Short problem: Collect each line of the records containing the string "period".

Records provided:
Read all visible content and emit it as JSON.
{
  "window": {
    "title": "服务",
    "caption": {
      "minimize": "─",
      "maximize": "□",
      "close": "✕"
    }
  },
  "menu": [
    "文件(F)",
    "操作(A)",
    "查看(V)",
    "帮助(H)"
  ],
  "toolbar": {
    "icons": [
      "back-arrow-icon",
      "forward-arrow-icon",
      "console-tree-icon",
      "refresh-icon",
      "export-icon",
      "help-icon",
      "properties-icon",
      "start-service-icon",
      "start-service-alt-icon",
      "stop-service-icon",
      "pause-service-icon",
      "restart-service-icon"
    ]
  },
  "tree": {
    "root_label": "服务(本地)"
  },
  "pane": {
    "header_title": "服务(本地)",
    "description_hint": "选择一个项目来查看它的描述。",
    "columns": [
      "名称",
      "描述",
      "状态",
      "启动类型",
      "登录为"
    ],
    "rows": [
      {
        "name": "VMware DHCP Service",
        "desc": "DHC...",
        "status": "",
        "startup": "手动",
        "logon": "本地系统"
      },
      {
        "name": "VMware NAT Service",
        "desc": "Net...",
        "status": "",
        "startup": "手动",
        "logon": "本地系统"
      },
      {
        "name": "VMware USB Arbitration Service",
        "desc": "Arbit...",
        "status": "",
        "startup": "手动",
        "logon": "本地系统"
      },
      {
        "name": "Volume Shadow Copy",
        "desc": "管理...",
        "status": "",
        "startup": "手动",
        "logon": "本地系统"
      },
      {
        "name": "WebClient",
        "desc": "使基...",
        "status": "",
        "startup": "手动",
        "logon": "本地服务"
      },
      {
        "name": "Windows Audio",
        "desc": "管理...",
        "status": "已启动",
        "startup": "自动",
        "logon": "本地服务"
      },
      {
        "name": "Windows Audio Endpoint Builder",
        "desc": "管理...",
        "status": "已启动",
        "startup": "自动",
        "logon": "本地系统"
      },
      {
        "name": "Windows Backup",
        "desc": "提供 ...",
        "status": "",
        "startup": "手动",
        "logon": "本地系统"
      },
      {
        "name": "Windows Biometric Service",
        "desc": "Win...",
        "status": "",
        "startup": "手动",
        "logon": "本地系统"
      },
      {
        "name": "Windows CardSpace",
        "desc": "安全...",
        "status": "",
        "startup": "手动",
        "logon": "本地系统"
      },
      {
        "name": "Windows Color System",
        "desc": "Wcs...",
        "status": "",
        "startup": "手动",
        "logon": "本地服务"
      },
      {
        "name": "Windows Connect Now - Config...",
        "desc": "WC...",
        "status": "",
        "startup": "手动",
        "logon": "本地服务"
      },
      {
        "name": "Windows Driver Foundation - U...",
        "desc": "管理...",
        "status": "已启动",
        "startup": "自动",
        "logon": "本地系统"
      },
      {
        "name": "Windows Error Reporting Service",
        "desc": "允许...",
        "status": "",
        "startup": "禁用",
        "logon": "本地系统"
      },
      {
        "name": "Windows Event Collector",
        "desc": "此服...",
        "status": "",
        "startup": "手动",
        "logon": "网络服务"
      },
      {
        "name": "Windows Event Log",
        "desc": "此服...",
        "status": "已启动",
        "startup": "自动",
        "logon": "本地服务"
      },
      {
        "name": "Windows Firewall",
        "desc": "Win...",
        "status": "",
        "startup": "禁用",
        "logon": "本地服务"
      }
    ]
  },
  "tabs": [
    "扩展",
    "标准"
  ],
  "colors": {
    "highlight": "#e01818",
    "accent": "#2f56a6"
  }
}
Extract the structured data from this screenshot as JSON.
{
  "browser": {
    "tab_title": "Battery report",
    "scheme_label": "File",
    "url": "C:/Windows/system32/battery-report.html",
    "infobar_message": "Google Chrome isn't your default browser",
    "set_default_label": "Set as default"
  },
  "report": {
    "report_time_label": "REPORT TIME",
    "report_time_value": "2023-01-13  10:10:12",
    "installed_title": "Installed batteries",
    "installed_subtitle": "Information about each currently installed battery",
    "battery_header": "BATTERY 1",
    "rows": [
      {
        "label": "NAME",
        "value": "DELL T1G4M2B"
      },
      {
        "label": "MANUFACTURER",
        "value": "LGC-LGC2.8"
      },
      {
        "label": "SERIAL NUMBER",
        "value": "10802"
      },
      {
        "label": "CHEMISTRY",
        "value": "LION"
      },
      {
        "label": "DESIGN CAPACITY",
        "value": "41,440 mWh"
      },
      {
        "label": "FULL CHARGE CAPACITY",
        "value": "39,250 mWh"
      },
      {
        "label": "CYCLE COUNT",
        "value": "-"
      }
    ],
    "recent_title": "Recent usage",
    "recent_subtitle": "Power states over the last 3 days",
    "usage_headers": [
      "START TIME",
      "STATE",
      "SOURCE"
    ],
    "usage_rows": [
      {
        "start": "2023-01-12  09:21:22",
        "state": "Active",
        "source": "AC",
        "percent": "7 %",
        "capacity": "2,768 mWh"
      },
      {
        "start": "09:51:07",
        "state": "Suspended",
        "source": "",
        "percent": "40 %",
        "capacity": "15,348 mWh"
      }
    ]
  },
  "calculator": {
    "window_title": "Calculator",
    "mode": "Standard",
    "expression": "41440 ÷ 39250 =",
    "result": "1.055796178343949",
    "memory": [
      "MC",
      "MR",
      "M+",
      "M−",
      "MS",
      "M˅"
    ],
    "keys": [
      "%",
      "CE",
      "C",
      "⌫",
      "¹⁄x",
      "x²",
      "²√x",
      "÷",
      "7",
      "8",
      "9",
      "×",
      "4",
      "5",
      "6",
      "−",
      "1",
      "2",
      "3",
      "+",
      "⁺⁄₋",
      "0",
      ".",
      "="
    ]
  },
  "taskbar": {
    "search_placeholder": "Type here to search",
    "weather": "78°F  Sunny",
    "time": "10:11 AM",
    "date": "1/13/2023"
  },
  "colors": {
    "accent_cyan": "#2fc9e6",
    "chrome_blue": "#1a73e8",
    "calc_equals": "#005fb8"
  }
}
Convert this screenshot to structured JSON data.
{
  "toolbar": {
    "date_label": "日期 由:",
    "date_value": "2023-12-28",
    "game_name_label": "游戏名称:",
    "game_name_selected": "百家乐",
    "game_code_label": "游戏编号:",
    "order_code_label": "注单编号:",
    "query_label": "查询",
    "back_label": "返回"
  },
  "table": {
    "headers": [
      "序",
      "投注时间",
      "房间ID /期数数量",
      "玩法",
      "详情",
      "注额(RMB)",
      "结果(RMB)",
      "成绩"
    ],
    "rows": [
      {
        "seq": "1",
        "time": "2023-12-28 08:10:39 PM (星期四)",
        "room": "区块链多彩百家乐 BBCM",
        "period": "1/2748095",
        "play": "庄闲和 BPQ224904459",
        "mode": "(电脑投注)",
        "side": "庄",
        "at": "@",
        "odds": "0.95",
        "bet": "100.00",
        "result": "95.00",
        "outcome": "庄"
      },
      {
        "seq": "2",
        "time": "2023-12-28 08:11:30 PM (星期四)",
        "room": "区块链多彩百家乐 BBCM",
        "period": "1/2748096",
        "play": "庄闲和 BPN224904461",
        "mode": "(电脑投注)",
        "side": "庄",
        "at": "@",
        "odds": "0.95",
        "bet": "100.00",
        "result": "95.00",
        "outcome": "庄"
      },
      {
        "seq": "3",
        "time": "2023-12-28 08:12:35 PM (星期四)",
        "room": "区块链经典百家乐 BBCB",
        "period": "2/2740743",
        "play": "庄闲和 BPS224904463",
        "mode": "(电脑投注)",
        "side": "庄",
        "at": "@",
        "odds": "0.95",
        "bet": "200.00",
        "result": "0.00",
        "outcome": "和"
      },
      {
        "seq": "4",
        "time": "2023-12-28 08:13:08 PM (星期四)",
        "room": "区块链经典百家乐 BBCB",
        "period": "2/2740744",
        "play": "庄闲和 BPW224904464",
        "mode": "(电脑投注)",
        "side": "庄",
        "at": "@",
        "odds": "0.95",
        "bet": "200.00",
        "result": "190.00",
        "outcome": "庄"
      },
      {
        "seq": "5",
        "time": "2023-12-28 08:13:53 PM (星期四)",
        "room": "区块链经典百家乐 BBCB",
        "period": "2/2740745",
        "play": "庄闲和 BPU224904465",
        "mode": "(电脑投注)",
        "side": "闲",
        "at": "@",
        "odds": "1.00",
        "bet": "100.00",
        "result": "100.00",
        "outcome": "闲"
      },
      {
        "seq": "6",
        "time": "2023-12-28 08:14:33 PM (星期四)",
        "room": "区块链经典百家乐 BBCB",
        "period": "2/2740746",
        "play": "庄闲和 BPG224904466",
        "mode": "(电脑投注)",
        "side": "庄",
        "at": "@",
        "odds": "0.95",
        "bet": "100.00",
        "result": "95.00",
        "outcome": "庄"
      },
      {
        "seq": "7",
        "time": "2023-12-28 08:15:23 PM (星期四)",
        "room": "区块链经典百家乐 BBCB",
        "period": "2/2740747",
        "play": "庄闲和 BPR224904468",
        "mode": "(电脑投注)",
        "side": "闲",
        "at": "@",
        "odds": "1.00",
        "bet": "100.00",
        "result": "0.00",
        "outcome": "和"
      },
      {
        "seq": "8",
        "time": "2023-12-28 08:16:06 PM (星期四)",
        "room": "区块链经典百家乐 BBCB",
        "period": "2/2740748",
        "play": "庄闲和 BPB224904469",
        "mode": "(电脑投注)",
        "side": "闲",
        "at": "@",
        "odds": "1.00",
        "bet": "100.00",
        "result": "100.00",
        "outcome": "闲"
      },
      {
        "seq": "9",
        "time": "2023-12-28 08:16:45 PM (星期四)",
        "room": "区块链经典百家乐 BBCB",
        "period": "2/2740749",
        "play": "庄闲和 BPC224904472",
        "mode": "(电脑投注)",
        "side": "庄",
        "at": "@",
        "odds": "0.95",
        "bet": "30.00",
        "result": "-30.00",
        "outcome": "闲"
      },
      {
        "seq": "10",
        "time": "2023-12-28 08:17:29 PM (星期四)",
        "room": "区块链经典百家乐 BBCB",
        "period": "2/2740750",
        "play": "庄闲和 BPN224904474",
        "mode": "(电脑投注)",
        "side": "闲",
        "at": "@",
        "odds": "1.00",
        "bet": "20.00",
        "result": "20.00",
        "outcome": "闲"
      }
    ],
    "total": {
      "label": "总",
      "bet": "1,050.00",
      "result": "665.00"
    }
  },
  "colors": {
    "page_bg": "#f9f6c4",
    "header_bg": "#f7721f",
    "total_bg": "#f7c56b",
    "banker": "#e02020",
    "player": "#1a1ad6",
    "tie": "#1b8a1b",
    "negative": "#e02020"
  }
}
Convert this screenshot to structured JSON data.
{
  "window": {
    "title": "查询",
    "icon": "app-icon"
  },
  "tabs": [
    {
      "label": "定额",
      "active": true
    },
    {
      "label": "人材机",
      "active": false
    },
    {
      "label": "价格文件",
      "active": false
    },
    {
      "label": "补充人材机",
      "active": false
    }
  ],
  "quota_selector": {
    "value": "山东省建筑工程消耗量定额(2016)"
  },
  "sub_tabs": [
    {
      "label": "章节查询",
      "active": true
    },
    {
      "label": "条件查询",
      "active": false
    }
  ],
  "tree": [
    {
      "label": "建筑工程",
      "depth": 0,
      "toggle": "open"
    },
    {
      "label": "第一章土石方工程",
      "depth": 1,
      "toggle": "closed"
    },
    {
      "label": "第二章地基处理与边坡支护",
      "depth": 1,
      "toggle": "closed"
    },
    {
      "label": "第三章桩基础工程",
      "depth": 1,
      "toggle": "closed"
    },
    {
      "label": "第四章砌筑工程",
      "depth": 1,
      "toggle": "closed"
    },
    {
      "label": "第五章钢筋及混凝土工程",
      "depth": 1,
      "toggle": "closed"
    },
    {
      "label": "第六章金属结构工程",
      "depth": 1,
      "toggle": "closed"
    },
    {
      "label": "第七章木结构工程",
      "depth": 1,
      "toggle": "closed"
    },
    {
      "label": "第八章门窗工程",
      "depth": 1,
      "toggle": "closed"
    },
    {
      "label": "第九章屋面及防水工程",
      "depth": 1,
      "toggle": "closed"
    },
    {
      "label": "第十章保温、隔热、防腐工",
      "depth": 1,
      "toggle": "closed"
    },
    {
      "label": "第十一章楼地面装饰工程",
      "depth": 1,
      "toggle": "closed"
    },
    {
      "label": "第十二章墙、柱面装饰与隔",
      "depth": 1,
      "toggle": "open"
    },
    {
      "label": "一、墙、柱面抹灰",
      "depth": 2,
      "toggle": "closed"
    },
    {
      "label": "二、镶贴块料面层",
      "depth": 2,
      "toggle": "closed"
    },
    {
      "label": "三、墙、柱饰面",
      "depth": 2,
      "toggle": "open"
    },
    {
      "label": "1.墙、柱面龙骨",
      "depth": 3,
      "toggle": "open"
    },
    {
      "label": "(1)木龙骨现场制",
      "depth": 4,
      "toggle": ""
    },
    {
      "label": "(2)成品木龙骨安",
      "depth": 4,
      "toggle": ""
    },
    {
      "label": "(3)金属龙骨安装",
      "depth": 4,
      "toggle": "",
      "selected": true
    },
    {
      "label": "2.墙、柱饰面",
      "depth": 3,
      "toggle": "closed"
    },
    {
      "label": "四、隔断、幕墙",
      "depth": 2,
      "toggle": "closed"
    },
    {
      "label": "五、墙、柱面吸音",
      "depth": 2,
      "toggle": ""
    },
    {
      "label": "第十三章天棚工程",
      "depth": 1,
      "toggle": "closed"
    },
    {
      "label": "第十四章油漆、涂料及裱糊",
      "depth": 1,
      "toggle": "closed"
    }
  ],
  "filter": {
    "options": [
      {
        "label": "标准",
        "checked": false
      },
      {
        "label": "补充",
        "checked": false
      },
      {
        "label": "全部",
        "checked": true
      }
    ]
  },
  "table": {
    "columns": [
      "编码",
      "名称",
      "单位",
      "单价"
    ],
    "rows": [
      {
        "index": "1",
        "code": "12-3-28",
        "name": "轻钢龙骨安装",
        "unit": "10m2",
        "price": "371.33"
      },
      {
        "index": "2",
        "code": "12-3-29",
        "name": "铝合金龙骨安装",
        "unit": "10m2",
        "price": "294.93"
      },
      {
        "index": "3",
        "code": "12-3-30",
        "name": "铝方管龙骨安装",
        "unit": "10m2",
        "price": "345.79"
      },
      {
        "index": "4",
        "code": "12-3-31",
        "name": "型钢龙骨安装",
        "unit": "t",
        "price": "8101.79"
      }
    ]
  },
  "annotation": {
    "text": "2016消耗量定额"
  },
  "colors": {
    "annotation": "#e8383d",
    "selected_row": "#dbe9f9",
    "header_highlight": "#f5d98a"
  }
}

Complete response:
        "period": "1/2748095",
        "period": "1/2748096",
        "period": "2/2740743",
        "period": "2/2740744",
        "period": "2/2740745",
        "period": "2/2740746",
        "period": "2/2740747",
        "period": "2/2740748",
        "period": "2/2740749",
        "period": "2/2740750",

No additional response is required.